-------- Records

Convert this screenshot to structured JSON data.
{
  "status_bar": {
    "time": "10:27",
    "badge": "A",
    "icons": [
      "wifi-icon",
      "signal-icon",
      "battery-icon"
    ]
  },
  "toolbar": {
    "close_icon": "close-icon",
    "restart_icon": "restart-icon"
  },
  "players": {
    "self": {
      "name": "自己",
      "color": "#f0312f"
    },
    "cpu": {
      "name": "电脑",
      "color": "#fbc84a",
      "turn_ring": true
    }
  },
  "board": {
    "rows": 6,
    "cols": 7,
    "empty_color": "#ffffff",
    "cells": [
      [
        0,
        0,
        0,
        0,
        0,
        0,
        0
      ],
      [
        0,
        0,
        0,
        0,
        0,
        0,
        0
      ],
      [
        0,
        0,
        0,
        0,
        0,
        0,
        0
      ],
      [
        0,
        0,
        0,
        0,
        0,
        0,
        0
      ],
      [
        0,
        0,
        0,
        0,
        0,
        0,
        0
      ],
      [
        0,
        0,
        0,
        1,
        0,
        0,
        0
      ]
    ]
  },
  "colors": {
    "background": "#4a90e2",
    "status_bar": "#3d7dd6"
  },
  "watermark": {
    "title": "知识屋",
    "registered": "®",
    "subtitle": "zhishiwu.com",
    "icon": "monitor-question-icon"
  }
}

----------------

Exercise brief - Take the data above and return it exactly.

Output for this exercise -
Convert this screenshot to structured JSON data.
{
  "status_bar": {
    "time": "10:27",
    "badge": "A",
    "icons": [
      "wifi-icon",
      "signal-icon",
      "battery-icon"
    ]
  },
  "toolbar": {
    "close_icon": "close-icon",
    "restart_icon": "restart-icon"
  },
  "players": {
    "self": {
      "name": "自己",
      "color": "#f0312f"
    },
    "cpu": {
      "name": "电脑",
      "color": "#fbc84a",
      "turn_ring": true
    }
  },
  "board": {
    "rows": 6,
    "cols": 7,
    "empty_color": "#ffffff",
    "cells": [
      [
        0,
        0,
        0,
        0,
        0,
        0,
        0
      ],
      [
        0,
        0,
        0,
        0,
        0,
        0,
        0
      ],
      [
        0,
        0,
        0,
        0,
        0,
        0,
        0
      ],
      [
        0,
        0,
        0,
        0,
        0,
        0,
        0
      ],
      [
        0,
        0,
        0,
        0,
        0,
        0,
        0
      ],
      [
        0,
        0,
        0,
        1,
        0,
        0,
        0
      ]
    ]
  },
  "colors": {
    "background": "#4a90e2",
    "status_bar": "#3d7dd6"
  },
  "watermark": {
    "title": "知识屋",
    "registered": "®",
    "subtitle": "zhishiwu.com",
    "icon": "monitor-question-icon"
  }
}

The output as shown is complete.